## Work request
Each line in the entries below that holds the string "serving" must be copied.

########

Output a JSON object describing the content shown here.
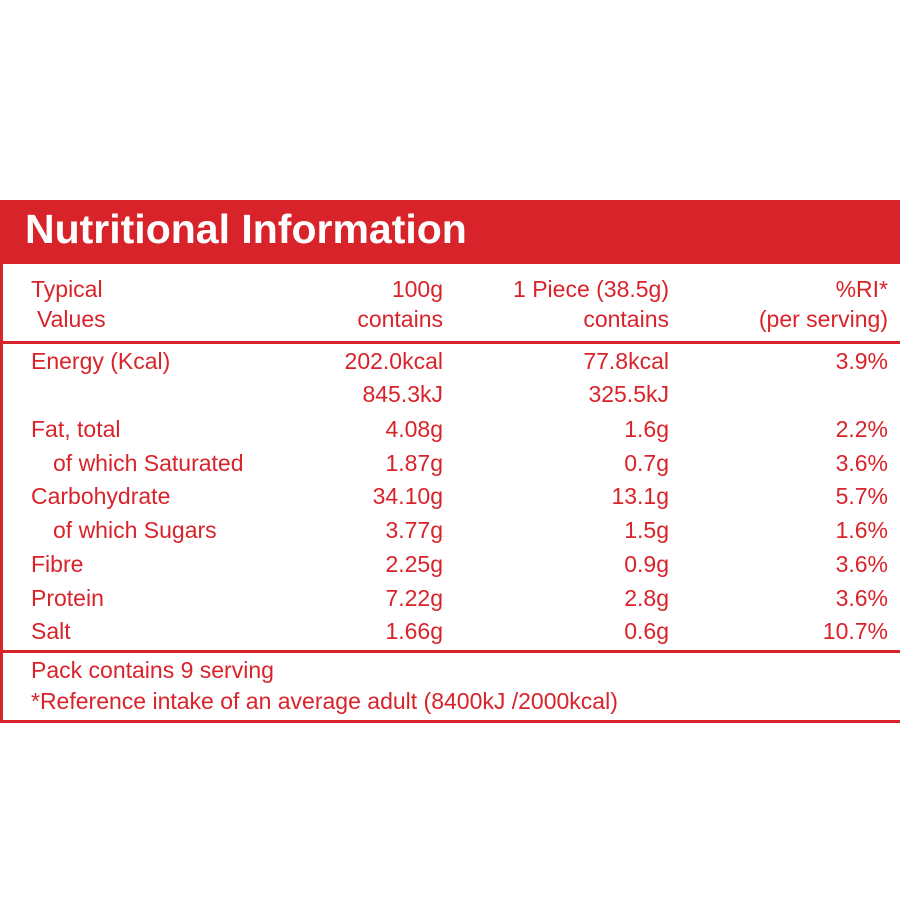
{
  "title": "Nutritional Information",
  "colors": {
    "brand_red": "#d8232a",
    "background": "#ffffff"
  },
  "header": {
    "col1_line1": "Typical",
    "col1_line2": "Values",
    "col2_line1": "100g",
    "col2_line2": "contains",
    "col3_line1": "1 Piece (38.5g)",
    "col3_line2": "contains",
    "col4_line1": "%RI*",
    "col4_line2": "(per serving)"
  },
  "rows": [
    {
      "label": "Energy (Kcal)",
      "per100": "202.0kcal",
      "perpiece": "77.8kcal",
      "ri": "3.9%"
    },
    {
      "label": "",
      "per100": "845.3kJ",
      "perpiece": "325.5kJ",
      "ri": ""
    },
    {
      "label": "Fat, total",
      "per100": "4.08g",
      "perpiece": "1.6g",
      "ri": "2.2%"
    },
    {
      "label": "of which Saturated",
      "per100": "1.87g",
      "perpiece": "0.7g",
      "ri": "3.6%"
    },
    {
      "label": "Carbohydrate",
      "per100": "34.10g",
      "perpiece": "13.1g",
      "ri": "5.7%"
    },
    {
      "label": "of which Sugars",
      "per100": "3.77g",
      "perpiece": "1.5g",
      "ri": "1.6%"
    },
    {
      "label": "Fibre",
      "per100": "2.25g",
      "perpiece": "0.9g",
      "ri": "3.6%"
    },
    {
      "label": "Protein",
      "per100": "7.22g",
      "perpiece": "2.8g",
      "ri": "3.6%"
    },
    {
      "label": "Salt",
      "per100": "1.66g",
      "perpiece": "0.6g",
      "ri": "10.7%"
    }
  ],
  "footer": {
    "servings": "Pack contains 9 serving",
    "reference": "*Reference intake of an average adult (8400kJ /2000kcal)"
  }
}
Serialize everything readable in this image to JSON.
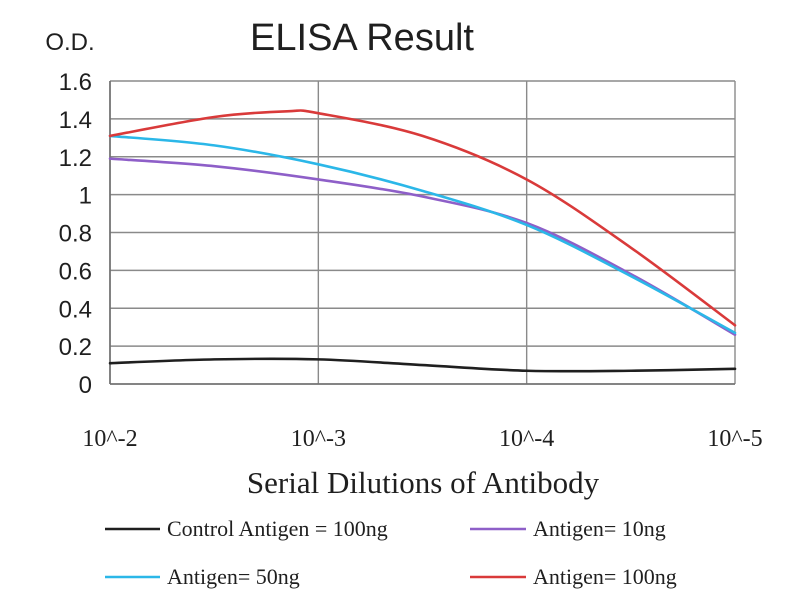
{
  "chart_data": {
    "type": "line",
    "title": "ELISA Result",
    "ylabel": "O.D.",
    "xlabel": "Serial Dilutions of Antibody",
    "x": [
      "10^-2",
      "10^-3",
      "10^-4",
      "10^-5"
    ],
    "ylim": [
      0,
      1.6
    ],
    "yticks": [
      "0",
      "0.2",
      "0.4",
      "0.6",
      "0.8",
      "1",
      "1.2",
      "1.4",
      "1.6"
    ],
    "grid": true,
    "legend_position": "bottom",
    "series": [
      {
        "name": "Control Antigen = 100ng",
        "color": "#1f1f1f",
        "x": [
          0,
          0.5,
          1,
          1.5,
          2,
          2.5,
          3
        ],
        "values": [
          0.11,
          0.13,
          0.13,
          0.1,
          0.07,
          0.07,
          0.08
        ]
      },
      {
        "name": "Antigen= 10ng",
        "color": "#8e5fc8",
        "x": [
          0,
          0.5,
          1,
          1.5,
          2,
          2.5,
          3
        ],
        "values": [
          1.19,
          1.15,
          1.08,
          0.99,
          0.85,
          0.58,
          0.26
        ]
      },
      {
        "name": "Antigen= 50ng",
        "color": "#2bb7e8",
        "x": [
          0,
          0.5,
          1,
          1.5,
          2,
          2.5,
          3
        ],
        "values": [
          1.31,
          1.26,
          1.16,
          1.02,
          0.84,
          0.57,
          0.27
        ]
      },
      {
        "name": "Antigen= 100ng",
        "color": "#d93a3a",
        "x": [
          0,
          0.5,
          0.85,
          1,
          1.5,
          2,
          2.5,
          3
        ],
        "values": [
          1.31,
          1.41,
          1.44,
          1.43,
          1.31,
          1.08,
          0.72,
          0.31
        ]
      }
    ]
  }
}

########

## Task solution
    "col4_line2": "(per serving)"
    "servings": "Pack contains 9 serving",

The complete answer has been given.